**TASK DETAILS**:
Would you transcribe the whole listing exactly, minus its pictures?

**INFORMATION PROVIDED**:

····················

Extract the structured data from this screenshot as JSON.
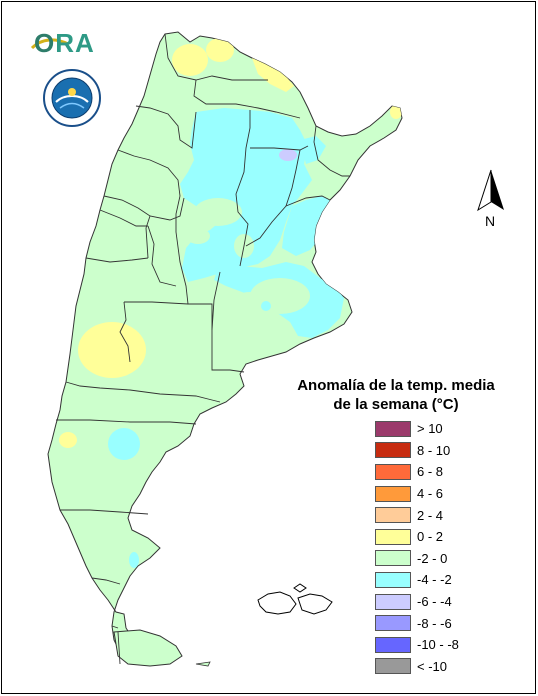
{
  "logo": {
    "o": "O",
    "ra": "RA"
  },
  "compass": {
    "label": "N"
  },
  "legend": {
    "title_line1": "Anomalía de la temp. media",
    "title_line2": "de la semana (°C)",
    "items": [
      {
        "label": "> 10",
        "color": "#9b3a6b"
      },
      {
        "label": "8 - 10",
        "color": "#c72c10"
      },
      {
        "label": "6 - 8",
        "color": "#ff6a3a"
      },
      {
        "label": "4 - 6",
        "color": "#ff9a3a"
      },
      {
        "label": "2 - 4",
        "color": "#ffcc99"
      },
      {
        "label": "0 - 2",
        "color": "#ffff99"
      },
      {
        "label": "-2 - 0",
        "color": "#ccffcc"
      },
      {
        "label": "-4 - -2",
        "color": "#99ffff"
      },
      {
        "label": "-6 - -4",
        "color": "#ccccff"
      },
      {
        "label": "-8 - -6",
        "color": "#9999ff"
      },
      {
        "label": "-10 - -8",
        "color": "#6666ff"
      },
      {
        "label": "< -10",
        "color": "#999999"
      }
    ]
  },
  "map": {
    "base_color": "#ccffcc",
    "cold_color": "#99ffff",
    "warm_color": "#ffff99",
    "purple_color": "#ccccff",
    "boundary_color": "#333333"
  }
}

····················

**FINAL RESULT**:
Extract the structured data from this screenshot as JSON.
{
  "logo": {
    "o": "O",
    "ra": "RA"
  },
  "compass": {
    "label": "N"
  },
  "legend": {
    "title_line1": "Anomalía de la temp. media",
    "title_line2": "de la semana (°C)",
    "items": [
      {
        "label": "> 10",
        "color": "#9b3a6b"
      },
      {
        "label": "8 - 10",
        "color": "#c72c10"
      },
      {
        "label": "6 - 8",
        "color": "#ff6a3a"
      },
      {
        "label": "4 - 6",
        "color": "#ff9a3a"
      },
      {
        "label": "2 - 4",
        "color": "#ffcc99"
      },
      {
        "label": "0 - 2",
        "color": "#ffff99"
      },
      {
        "label": "-2 - 0",
        "color": "#ccffcc"
      },
      {
        "label": "-4 - -2",
        "color": "#99ffff"
      },
      {
        "label": "-6 - -4",
        "color": "#ccccff"
      },
      {
        "label": "-8 - -6",
        "color": "#9999ff"
      },
      {
        "label": "-10 - -8",
        "color": "#6666ff"
      },
      {
        "label": "< -10",
        "color": "#999999"
      }
    ]
  },
  "map": {
    "base_color": "#ccffcc",
    "cold_color": "#99ffff",
    "warm_color": "#ffff99",
    "purple_color": "#ccccff",
    "boundary_color": "#333333"
  }
}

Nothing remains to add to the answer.